» **CHALLENGE**
The entries below are to be written out again without alteration.

[Rows from a figure dataset]
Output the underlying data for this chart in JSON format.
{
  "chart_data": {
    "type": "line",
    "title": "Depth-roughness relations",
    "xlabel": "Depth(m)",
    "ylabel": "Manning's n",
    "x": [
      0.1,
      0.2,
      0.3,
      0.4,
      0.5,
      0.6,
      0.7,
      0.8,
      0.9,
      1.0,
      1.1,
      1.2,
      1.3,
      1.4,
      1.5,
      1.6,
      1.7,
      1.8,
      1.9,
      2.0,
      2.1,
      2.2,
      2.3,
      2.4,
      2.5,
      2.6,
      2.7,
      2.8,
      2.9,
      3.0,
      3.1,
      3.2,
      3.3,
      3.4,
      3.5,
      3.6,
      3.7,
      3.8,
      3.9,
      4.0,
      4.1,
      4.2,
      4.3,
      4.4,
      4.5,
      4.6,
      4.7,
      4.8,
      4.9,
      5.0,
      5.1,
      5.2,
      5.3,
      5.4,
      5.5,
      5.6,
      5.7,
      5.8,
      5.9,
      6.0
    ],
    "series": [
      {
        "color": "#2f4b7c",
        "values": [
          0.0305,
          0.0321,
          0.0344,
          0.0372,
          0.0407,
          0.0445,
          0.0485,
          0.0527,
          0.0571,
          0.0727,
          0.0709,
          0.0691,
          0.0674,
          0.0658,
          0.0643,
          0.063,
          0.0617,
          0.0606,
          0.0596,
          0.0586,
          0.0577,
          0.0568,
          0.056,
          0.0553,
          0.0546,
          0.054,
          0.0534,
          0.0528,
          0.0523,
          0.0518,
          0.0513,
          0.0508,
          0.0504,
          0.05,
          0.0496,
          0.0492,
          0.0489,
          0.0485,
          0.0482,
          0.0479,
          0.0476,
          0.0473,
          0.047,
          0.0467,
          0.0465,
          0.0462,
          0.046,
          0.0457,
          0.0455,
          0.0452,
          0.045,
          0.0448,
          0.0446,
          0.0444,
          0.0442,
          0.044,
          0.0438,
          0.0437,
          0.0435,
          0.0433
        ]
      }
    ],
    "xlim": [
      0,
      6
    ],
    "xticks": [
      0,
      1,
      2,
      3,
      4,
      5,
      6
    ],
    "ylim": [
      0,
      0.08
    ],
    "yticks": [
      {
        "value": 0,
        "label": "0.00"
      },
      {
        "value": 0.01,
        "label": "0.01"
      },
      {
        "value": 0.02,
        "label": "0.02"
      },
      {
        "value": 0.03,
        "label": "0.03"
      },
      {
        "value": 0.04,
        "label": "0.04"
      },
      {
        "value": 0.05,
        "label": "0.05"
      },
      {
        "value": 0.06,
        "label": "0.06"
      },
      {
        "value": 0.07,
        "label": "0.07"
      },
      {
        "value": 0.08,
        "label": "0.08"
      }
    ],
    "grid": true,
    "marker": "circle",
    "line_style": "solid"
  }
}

» **EXERCISE RESULT**
Output the underlying data for this chart in JSON format.
{
  "chart_data": {
    "type": "line",
    "title": "Depth-roughness relations",
    "xlabel": "Depth(m)",
    "ylabel": "Manning's n",
    "x": [
      0.1,
      0.2,
      0.3,
      0.4,
      0.5,
      0.6,
      0.7,
      0.8,
      0.9,
      1.0,
      1.1,
      1.2,
      1.3,
      1.4,
      1.5,
      1.6,
      1.7,
      1.8,
      1.9,
      2.0,
      2.1,
      2.2,
      2.3,
      2.4,
      2.5,
      2.6,
      2.7,
      2.8,
      2.9,
      3.0,
      3.1,
      3.2,
      3.3,
      3.4,
      3.5,
      3.6,
      3.7,
      3.8,
      3.9,
      4.0,
      4.1,
      4.2,
      4.3,
      4.4,
      4.5,
      4.6,
      4.7,
      4.8,
      4.9,
      5.0,
      5.1,
      5.2,
      5.3,
      5.4,
      5.5,
      5.6,
      5.7,
      5.8,
      5.9,
      6.0
    ],
    "series": [
      {
        "color": "#2f4b7c",
        "values": [
          0.0305,
          0.0321,
          0.0344,
          0.0372,
          0.0407,
          0.0445,
          0.0485,
          0.0527,
          0.0571,
          0.0727,
          0.0709,
          0.0691,
          0.0674,
          0.0658,
          0.0643,
          0.063,
          0.0617,
          0.0606,
          0.0596,
          0.0586,
          0.0577,
          0.0568,
          0.056,
          0.0553,
          0.0546,
          0.054,
          0.0534,
          0.0528,
          0.0523,
          0.0518,
          0.0513,
          0.0508,
          0.0504,
          0.05,
          0.0496,
          0.0492,
          0.0489,
          0.0485,
          0.0482,
          0.0479,
          0.0476,
          0.0473,
          0.047,
          0.0467,
          0.0465,
          0.0462,
          0.046,
          0.0457,
          0.0455,
          0.0452,
          0.045,
          0.0448,
          0.0446,
          0.0444,
          0.0442,
          0.044,
          0.0438,
          0.0437,
          0.0435,
          0.0433
        ]
      }
    ],
    "xlim": [
      0,
      6
    ],
    "xticks": [
      0,
      1,
      2,
      3,
      4,
      5,
      6
    ],
    "ylim": [
      0,
      0.08
    ],
    "yticks": [
      {
        "value": 0,
        "label": "0.00"
      },
      {
        "value": 0.01,
        "label": "0.01"
      },
      {
        "value": 0.02,
        "label": "0.02"
      },
      {
        "value": 0.03,
        "label": "0.03"
      },
      {
        "value": 0.04,
        "label": "0.04"
      },
      {
        "value": 0.05,
        "label": "0.05"
      },
      {
        "value": 0.06,
        "label": "0.06"
      },
      {
        "value": 0.07,
        "label": "0.07"
      },
      {
        "value": 0.08,
        "label": "0.08"
      }
    ],
    "grid": true,
    "marker": "circle",
    "line_style": "solid"
  }
}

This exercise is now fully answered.